> _EXERCISE TASK_: How many of the lines below contain the string "preview"? Reply with the number alone.

> _MATERIAL PROVIDED_:
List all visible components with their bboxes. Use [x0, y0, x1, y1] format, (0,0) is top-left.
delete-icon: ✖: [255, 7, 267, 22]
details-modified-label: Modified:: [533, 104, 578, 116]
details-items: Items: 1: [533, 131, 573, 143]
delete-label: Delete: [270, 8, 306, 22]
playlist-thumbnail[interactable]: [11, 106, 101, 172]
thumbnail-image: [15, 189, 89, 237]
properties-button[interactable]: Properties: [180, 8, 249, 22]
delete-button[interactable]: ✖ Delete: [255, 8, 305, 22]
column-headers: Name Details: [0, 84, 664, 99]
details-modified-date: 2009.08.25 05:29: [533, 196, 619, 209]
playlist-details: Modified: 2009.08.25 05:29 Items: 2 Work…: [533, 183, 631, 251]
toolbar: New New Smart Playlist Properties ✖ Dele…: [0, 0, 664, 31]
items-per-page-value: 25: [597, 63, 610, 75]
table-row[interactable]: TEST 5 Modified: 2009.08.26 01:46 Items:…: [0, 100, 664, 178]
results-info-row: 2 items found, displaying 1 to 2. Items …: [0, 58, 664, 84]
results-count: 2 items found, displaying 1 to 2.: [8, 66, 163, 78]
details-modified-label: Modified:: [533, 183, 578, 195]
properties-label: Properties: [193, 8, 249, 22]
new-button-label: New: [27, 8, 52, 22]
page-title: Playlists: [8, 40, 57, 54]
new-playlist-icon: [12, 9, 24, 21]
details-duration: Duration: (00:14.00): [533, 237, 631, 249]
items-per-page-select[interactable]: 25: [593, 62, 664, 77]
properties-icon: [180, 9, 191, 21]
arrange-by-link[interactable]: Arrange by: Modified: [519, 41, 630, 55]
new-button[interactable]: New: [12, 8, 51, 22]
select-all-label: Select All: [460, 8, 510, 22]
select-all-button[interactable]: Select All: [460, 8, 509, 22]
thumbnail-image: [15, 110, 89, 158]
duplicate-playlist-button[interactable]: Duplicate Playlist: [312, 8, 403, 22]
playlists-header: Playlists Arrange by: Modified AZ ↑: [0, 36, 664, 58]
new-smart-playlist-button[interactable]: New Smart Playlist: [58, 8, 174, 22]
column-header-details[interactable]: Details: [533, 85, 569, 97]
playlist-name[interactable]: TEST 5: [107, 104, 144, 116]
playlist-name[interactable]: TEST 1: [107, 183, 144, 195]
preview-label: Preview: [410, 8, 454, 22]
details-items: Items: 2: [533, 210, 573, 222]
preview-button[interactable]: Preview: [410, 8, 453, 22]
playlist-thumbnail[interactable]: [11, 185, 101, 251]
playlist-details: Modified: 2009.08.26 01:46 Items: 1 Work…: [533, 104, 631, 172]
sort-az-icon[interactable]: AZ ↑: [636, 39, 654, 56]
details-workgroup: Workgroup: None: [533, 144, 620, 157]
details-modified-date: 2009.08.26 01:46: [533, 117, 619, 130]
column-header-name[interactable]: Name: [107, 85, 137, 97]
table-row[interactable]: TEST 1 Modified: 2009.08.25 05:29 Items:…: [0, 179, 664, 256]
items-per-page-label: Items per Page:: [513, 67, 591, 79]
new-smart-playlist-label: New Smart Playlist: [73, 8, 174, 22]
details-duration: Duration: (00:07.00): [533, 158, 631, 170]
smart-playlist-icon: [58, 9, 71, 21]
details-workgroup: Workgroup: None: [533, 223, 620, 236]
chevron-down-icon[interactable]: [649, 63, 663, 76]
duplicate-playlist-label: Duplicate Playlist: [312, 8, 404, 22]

> _THE REPLY_: 2